━━ Data rows ━━
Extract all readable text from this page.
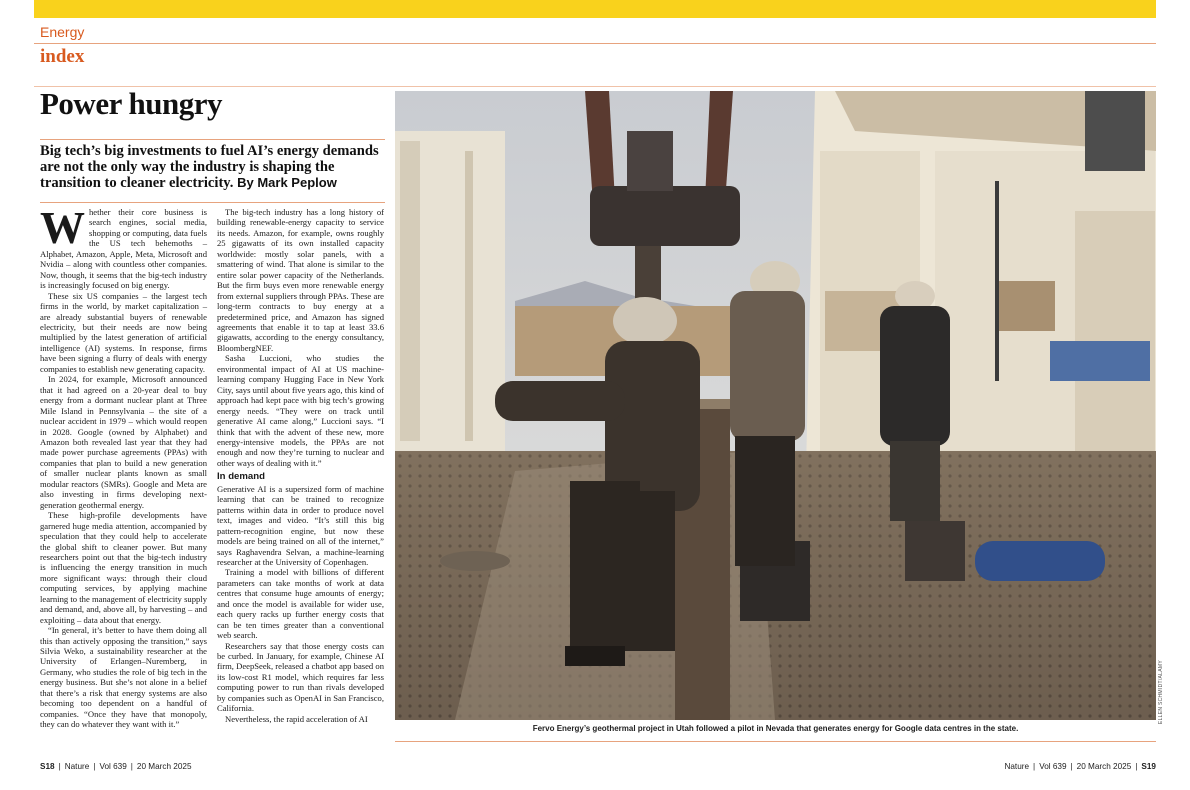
Energy
index
Power hungry
Big tech’s big investments to fuel AI’s energy demands are not the only way the industry is shaping the transition to cleaner electricity. By Mark Peplow

Whether their core business is search engines, social media, shopping or computing, data fuels the US tech behemoths – Alphabet, Amazon, Apple, Meta, Microsoft and Nvidia – along with countless other companies. Now, though, it seems that the big-tech industry is increasingly focused on big energy.

These six US companies – the largest tech firms in the world, by market capitalization – are already substantial buyers of renewable electricity, but their needs are now being multiplied by the latest generation of artificial intelligence (AI) systems. In response, firms have been signing a flurry of deals with energy companies to establish new generating capacity.

In 2024, for example, Microsoft announced that it had agreed on a 20-year deal to buy energy from a dormant nuclear plant at Three Mile Island in Pennsylvania – the site of a nuclear accident in 1979 – which would reopen in 2028. Google (owned by Alphabet) and Amazon both revealed last year that they had made power purchase agreements (PPAs) with companies that plan to build a new generation of smaller nuclear plants known as small modular reactors (SMRs). Google and Meta are also investing in firms developing next-generation geothermal energy.

These high-profile developments have garnered huge media attention, accompanied by speculation that they could help to accelerate the global shift to cleaner power. But many researchers point out that the big-tech industry is influencing the energy transition in much more significant ways: through their cloud computing services, by applying machine learning to the management of electricity supply and demand, and, above all, by harvesting – and exploiting – data about that energy.

“In general, it’s better to have them doing all this than actively opposing the transition,” says Silvia Weko, a sustainability researcher at the University of Erlangen–Nuremberg, in Germany, who studies the role of big tech in the energy business. But she’s not alone in a belief that there’s a risk that energy systems are also becoming too dependent on a handful of companies. “Once they have that monopoly, they can do whatever they want with it.”

The big-tech industry has a long history of building renewable-energy capacity to service its needs. Amazon, for example, owns roughly 25 gigawatts of its own installed capacity worldwide: mostly solar panels, with a smattering of wind. That alone is similar to the entire solar power capacity of the Netherlands. But the firm buys even more renewable energy from external suppliers through PPAs. These are long-term contracts to buy energy at a predetermined price, and Amazon has signed agreements that enable it to tap at least 33.6 gigawatts, according to the energy consultancy, BloombergNEF.

Sasha Luccioni, who studies the environmental impact of AI at US machine-learning company Hugging Face in New York City, says until about five years ago, this kind of approach had kept pace with big tech’s growing energy needs. “They were on track until generative AI came along,” Luccioni says. “I think that with the advent of these new, more energy-intensive models, the PPAs are not enough and now they’re turning to nuclear and other ways of dealing with it.”

In demand

Generative AI is a supersized form of machine learning that can be trained to recognize patterns within data in order to produce novel text, images and video. “It’s still this big pattern-recognition engine, but now these models are being trained on all of the internet,” says Raghavendra Selvan, a machine-learning researcher at the University of Copenhagen.

Training a model with billions of different parameters can take months of work at data centres that consume huge amounts of energy; and once the model is available for wider use, each query racks up further energy costs that can be ten times greater than a conventional web search.

Researchers say that those energy costs can be curbed. In January, for example, Chinese AI firm, DeepSeek, released a chatbot app based on its low-cost R1 model, which requires far less computing power to run than rivals developed by companies such as OpenAI in San Francisco, California.

Nevertheless, the rapid acceleration of AI	ELLEN SCHMIDT/ALAMY
Fervo Energy’s geothermal project in Utah followed a pilot in Nevada that generates energy for Google data centres in the state.
S18 | Nature | Vol 639 | 20 March 2025	Nature | Vol 639 | 20 March 2025 | S19
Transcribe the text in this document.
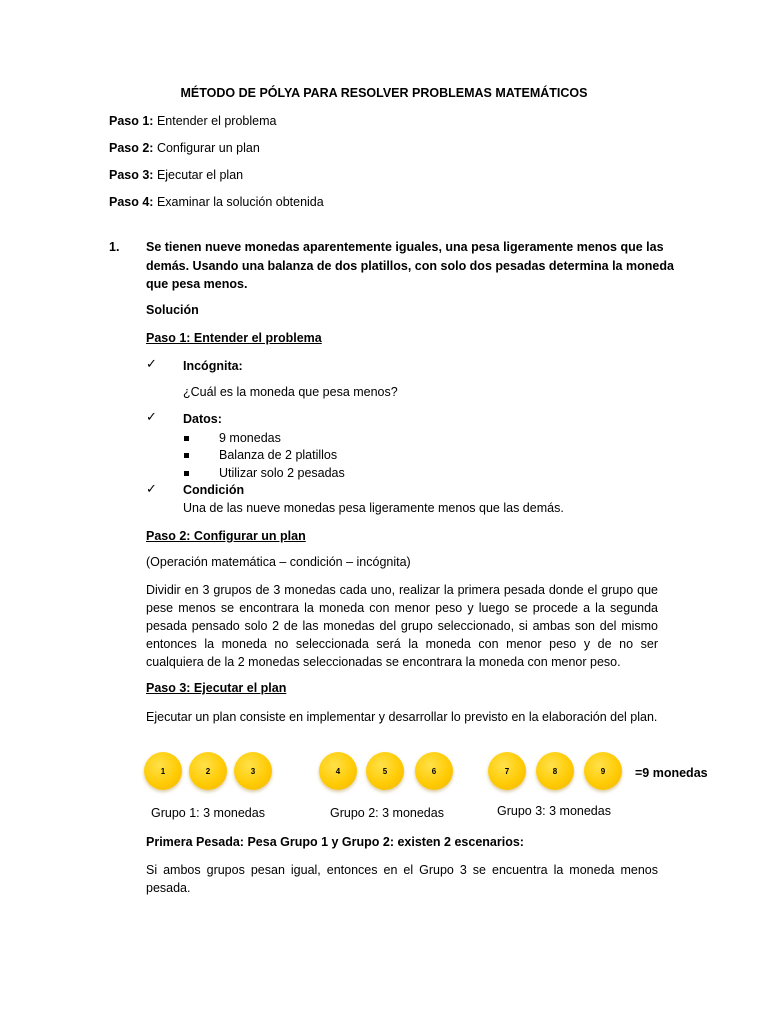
MÉTODO DE PÓLYA PARA RESOLVER PROBLEMAS MATEMÁTICOS
Paso 1: Entender el problema
Paso 2: Configurar un plan
Paso 3: Ejecutar el plan
Paso 4: Examinar la solución obtenida
1. Se tienen nueve monedas aparentemente iguales, una pesa ligeramente menos que las
demás. Usando una balanza de dos platillos, con solo dos pesadas determina la moneda
que pesa menos.
Solución
Paso 1: Entender el problema
✓ Incógnita:
¿Cuál es la moneda que pesa menos?
✓ Datos:
9 monedas
Balanza de 2 platillos
Utilizar solo 2 pesadas
✓ Condición
Una de las nueve monedas pesa ligeramente menos que las demás.
Paso 2: Configurar un plan
(Operación matemática – condición – incógnita)
Dividir en 3 grupos de 3 monedas cada uno, realizar la primera pesada donde el grupo que pese menos se encontrara la moneda con menor peso y luego se procede a la segunda pesada pensado solo 2 de las monedas del grupo seleccionado, si ambas son del mismo entonces la moneda no seleccionada será la moneda con menor peso y de no ser cualquiera de la 2 monedas seleccionadas se encontrara la moneda con menor peso.
Paso 3: Ejecutar el plan
Ejecutar un plan consiste en implementar y desarrollar lo previsto en la elaboración del plan.
1	2	3	4	5	6	7	8	9	=9 monedas
Grupo 1: 3 monedas	Grupo 2: 3 monedas	Grupo 3: 3 monedas
Primera Pesada: Pesa Grupo 1 y Grupo 2: existen 2 escenarios:
Si ambos grupos pesan igual, entonces en el Grupo 3 se encuentra la moneda menos pesada.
━━━
Across the preceding material, how many lines contain the word "pesadas"? State the number alone.

[Result for this task] 2